#### Required work:
Return every record verbatim.

#### Extracted information:
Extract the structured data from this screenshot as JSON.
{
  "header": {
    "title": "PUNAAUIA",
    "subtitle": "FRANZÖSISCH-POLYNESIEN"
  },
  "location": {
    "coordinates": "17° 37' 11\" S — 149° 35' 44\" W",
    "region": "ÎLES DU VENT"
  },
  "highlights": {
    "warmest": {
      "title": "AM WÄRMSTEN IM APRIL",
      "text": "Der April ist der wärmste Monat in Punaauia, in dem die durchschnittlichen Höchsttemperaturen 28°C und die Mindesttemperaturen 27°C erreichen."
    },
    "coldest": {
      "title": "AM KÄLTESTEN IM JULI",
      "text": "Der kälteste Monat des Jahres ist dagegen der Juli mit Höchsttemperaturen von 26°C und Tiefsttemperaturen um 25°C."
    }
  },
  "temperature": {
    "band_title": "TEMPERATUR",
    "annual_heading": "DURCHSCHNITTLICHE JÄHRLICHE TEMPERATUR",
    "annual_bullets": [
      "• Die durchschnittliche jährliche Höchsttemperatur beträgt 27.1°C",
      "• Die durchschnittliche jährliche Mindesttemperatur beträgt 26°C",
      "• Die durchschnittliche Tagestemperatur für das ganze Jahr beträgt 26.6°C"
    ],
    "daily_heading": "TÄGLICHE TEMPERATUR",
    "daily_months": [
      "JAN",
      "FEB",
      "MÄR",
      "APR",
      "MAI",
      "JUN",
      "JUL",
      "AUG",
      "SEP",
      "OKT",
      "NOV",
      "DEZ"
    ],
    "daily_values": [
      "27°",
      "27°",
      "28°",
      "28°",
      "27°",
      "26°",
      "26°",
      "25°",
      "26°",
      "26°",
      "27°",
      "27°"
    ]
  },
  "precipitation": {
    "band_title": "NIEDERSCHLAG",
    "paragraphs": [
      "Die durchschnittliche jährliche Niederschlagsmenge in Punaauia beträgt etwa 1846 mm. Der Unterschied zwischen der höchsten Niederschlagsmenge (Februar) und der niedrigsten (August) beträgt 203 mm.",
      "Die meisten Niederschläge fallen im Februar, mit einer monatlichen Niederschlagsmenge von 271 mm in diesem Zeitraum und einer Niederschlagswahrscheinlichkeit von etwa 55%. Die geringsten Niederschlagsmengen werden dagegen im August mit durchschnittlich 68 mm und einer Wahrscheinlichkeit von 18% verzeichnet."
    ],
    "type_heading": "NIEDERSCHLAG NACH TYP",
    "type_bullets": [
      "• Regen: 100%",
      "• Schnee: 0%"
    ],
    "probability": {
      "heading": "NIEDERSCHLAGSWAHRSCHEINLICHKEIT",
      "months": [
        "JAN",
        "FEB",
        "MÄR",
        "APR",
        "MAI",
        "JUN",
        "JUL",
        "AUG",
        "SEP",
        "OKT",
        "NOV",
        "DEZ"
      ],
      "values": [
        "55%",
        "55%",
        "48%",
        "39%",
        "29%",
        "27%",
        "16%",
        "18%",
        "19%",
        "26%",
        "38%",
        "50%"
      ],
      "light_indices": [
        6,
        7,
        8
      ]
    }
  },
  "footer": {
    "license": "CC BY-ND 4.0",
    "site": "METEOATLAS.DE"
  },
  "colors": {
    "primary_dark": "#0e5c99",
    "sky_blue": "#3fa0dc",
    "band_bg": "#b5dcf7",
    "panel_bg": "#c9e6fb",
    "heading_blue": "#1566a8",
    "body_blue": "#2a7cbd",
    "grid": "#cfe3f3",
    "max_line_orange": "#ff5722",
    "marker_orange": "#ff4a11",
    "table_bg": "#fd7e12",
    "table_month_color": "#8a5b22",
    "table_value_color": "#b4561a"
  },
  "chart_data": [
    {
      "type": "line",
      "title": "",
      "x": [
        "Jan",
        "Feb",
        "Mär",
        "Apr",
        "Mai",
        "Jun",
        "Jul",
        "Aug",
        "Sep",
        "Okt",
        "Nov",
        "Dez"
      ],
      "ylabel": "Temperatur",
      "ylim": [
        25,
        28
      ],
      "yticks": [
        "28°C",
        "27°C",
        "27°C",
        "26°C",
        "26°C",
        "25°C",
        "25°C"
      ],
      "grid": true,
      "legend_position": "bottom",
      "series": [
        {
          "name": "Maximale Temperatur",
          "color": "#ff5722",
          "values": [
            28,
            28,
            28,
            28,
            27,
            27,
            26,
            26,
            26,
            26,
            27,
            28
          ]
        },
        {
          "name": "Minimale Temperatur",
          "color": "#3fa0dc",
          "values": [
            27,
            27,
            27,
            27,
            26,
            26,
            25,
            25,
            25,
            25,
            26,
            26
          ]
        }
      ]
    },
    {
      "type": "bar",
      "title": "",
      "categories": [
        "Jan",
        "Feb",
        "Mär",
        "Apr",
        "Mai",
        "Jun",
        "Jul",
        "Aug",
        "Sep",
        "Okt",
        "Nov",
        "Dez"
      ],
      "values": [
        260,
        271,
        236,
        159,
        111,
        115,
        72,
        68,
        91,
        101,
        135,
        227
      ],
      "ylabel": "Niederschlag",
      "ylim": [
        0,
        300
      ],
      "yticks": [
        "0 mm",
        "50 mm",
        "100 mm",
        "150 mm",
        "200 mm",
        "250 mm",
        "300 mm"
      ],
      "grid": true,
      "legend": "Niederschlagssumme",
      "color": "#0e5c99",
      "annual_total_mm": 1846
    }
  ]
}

#### Result of the exercise:
Extract the structured data from this screenshot as JSON.
{
  "header": {
    "title": "PUNAAUIA",
    "subtitle": "FRANZÖSISCH-POLYNESIEN"
  },
  "location": {
    "coordinates": "17° 37' 11\" S — 149° 35' 44\" W",
    "region": "ÎLES DU VENT"
  },
  "highlights": {
    "warmest": {
      "title": "AM WÄRMSTEN IM APRIL",
      "text": "Der April ist der wärmste Monat in Punaauia, in dem die durchschnittlichen Höchsttemperaturen 28°C und die Mindesttemperaturen 27°C erreichen."
    },
    "coldest": {
      "title": "AM KÄLTESTEN IM JULI",
      "text": "Der kälteste Monat des Jahres ist dagegen der Juli mit Höchsttemperaturen von 26°C und Tiefsttemperaturen um 25°C."
    }
  },
  "temperature": {
    "band_title": "TEMPERATUR",
    "annual_heading": "DURCHSCHNITTLICHE JÄHRLICHE TEMPERATUR",
    "annual_bullets": [
      "• Die durchschnittliche jährliche Höchsttemperatur beträgt 27.1°C",
      "• Die durchschnittliche jährliche Mindesttemperatur beträgt 26°C",
      "• Die durchschnittliche Tagestemperatur für das ganze Jahr beträgt 26.6°C"
    ],
    "daily_heading": "TÄGLICHE TEMPERATUR",
    "daily_months": [
      "JAN",
      "FEB",
      "MÄR",
      "APR",
      "MAI",
      "JUN",
      "JUL",
      "AUG",
      "SEP",
      "OKT",
      "NOV",
      "DEZ"
    ],
    "daily_values": [
      "27°",
      "27°",
      "28°",
      "28°",
      "27°",
      "26°",
      "26°",
      "25°",
      "26°",
      "26°",
      "27°",
      "27°"
    ]
  },
  "precipitation": {
    "band_title": "NIEDERSCHLAG",
    "paragraphs": [
      "Die durchschnittliche jährliche Niederschlagsmenge in Punaauia beträgt etwa 1846 mm. Der Unterschied zwischen der höchsten Niederschlagsmenge (Februar) und der niedrigsten (August) beträgt 203 mm.",
      "Die meisten Niederschläge fallen im Februar, mit einer monatlichen Niederschlagsmenge von 271 mm in diesem Zeitraum und einer Niederschlagswahrscheinlichkeit von etwa 55%. Die geringsten Niederschlagsmengen werden dagegen im August mit durchschnittlich 68 mm und einer Wahrscheinlichkeit von 18% verzeichnet."
    ],
    "type_heading": "NIEDERSCHLAG NACH TYP",
    "type_bullets": [
      "• Regen: 100%",
      "• Schnee: 0%"
    ],
    "probability": {
      "heading": "NIEDERSCHLAGSWAHRSCHEINLICHKEIT",
      "months": [
        "JAN",
        "FEB",
        "MÄR",
        "APR",
        "MAI",
        "JUN",
        "JUL",
        "AUG",
        "SEP",
        "OKT",
        "NOV",
        "DEZ"
      ],
      "values": [
        "55%",
        "55%",
        "48%",
        "39%",
        "29%",
        "27%",
        "16%",
        "18%",
        "19%",
        "26%",
        "38%",
        "50%"
      ],
      "light_indices": [
        6,
        7,
        8
      ]
    }
  },
  "footer": {
    "license": "CC BY-ND 4.0",
    "site": "METEOATLAS.DE"
  },
  "colors": {
    "primary_dark": "#0e5c99",
    "sky_blue": "#3fa0dc",
    "band_bg": "#b5dcf7",
    "panel_bg": "#c9e6fb",
    "heading_blue": "#1566a8",
    "body_blue": "#2a7cbd",
    "grid": "#cfe3f3",
    "max_line_orange": "#ff5722",
    "marker_orange": "#ff4a11",
    "table_bg": "#fd7e12",
    "table_month_color": "#8a5b22",
    "table_value_color": "#b4561a"
  },
  "chart_data": [
    {
      "type": "line",
      "title": "",
      "x": [
        "Jan",
        "Feb",
        "Mär",
        "Apr",
        "Mai",
        "Jun",
        "Jul",
        "Aug",
        "Sep",
        "Okt",
        "Nov",
        "Dez"
      ],
      "ylabel": "Temperatur",
      "ylim": [
        25,
        28
      ],
      "yticks": [
        "28°C",
        "27°C",
        "27°C",
        "26°C",
        "26°C",
        "25°C",
        "25°C"
      ],
      "grid": true,
      "legend_position": "bottom",
      "series": [
        {
          "name": "Maximale Temperatur",
          "color": "#ff5722",
          "values": [
            28,
            28,
            28,
            28,
            27,
            27,
            26,
            26,
            26,
            26,
            27,
            28
          ]
        },
        {
          "name": "Minimale Temperatur",
          "color": "#3fa0dc",
          "values": [
            27,
            27,
            27,
            27,
            26,
            26,
            25,
            25,
            25,
            25,
            26,
            26
          ]
        }
      ]
    },
    {
      "type": "bar",
      "title": "",
      "categories": [
        "Jan",
        "Feb",
        "Mär",
        "Apr",
        "Mai",
        "Jun",
        "Jul",
        "Aug",
        "Sep",
        "Okt",
        "Nov",
        "Dez"
      ],
      "values": [
        260,
        271,
        236,
        159,
        111,
        115,
        72,
        68,
        91,
        101,
        135,
        227
      ],
      "ylabel": "Niederschlag",
      "ylim": [
        0,
        300
      ],
      "yticks": [
        "0 mm",
        "50 mm",
        "100 mm",
        "150 mm",
        "200 mm",
        "250 mm",
        "300 mm"
      ],
      "grid": true,
      "legend": "Niederschlagssumme",
      "color": "#0e5c99",
      "annual_total_mm": 1846
    }
  ]
}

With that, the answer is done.